» Written task: With the images removed, repeat the data below exactly.

» Data supplied:
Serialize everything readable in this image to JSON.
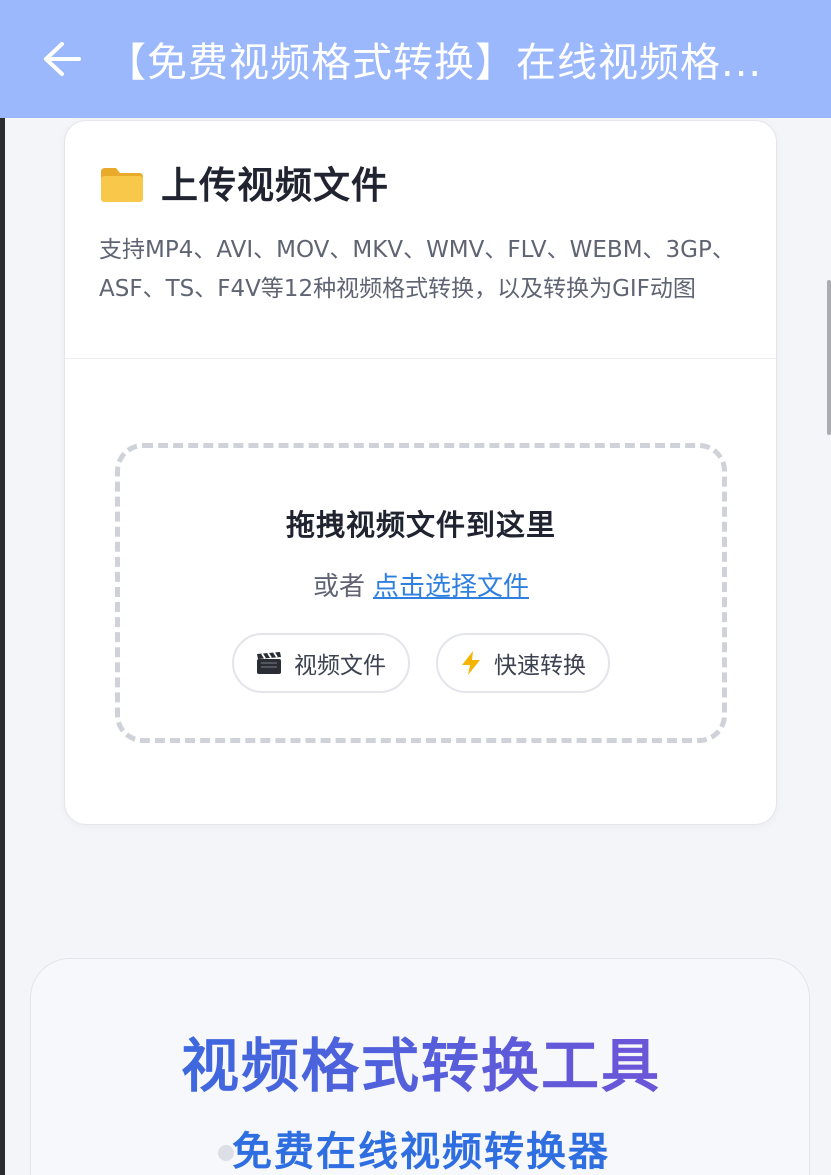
{
  "topbar": {
    "title": "【免费视频格式转换】在线视频格...",
    "background": "#9cb8fd"
  },
  "upload_card": {
    "title": "上传视频文件",
    "icon": "folder-icon",
    "description": "支持MP4、AVI、MOV、MKV、WMV、FLV、WEBM、3GP、ASF、TS、F4V等12种视频格式转换，以及转换为GIF动图",
    "dropzone": {
      "title": "拖拽视频文件到这里",
      "or_text": "或者",
      "select_link": "点击选择文件",
      "chips": [
        {
          "icon": "clapperboard-icon",
          "label": "视频文件"
        },
        {
          "icon": "lightning-icon",
          "label": "快速转换"
        }
      ]
    }
  },
  "tool_section": {
    "title": "视频格式转换工具",
    "subtitle": "免费在线视频转换器"
  },
  "colors": {
    "link": "#2f7fe0",
    "accent_gradient_start": "#2f6ee0",
    "accent_gradient_end": "#7b4fd6"
  }
}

» Full solution:
Serialize everything readable in this image to JSON.
{
  "topbar": {
    "title": "【免费视频格式转换】在线视频格...",
    "background": "#9cb8fd"
  },
  "upload_card": {
    "title": "上传视频文件",
    "icon": "folder-icon",
    "description": "支持MP4、AVI、MOV、MKV、WMV、FLV、WEBM、3GP、ASF、TS、F4V等12种视频格式转换，以及转换为GIF动图",
    "dropzone": {
      "title": "拖拽视频文件到这里",
      "or_text": "或者",
      "select_link": "点击选择文件",
      "chips": [
        {
          "icon": "clapperboard-icon",
          "label": "视频文件"
        },
        {
          "icon": "lightning-icon",
          "label": "快速转换"
        }
      ]
    }
  },
  "tool_section": {
    "title": "视频格式转换工具",
    "subtitle": "免费在线视频转换器"
  },
  "colors": {
    "link": "#2f7fe0",
    "accent_gradient_start": "#2f6ee0",
    "accent_gradient_end": "#7b4fd6"
  }
}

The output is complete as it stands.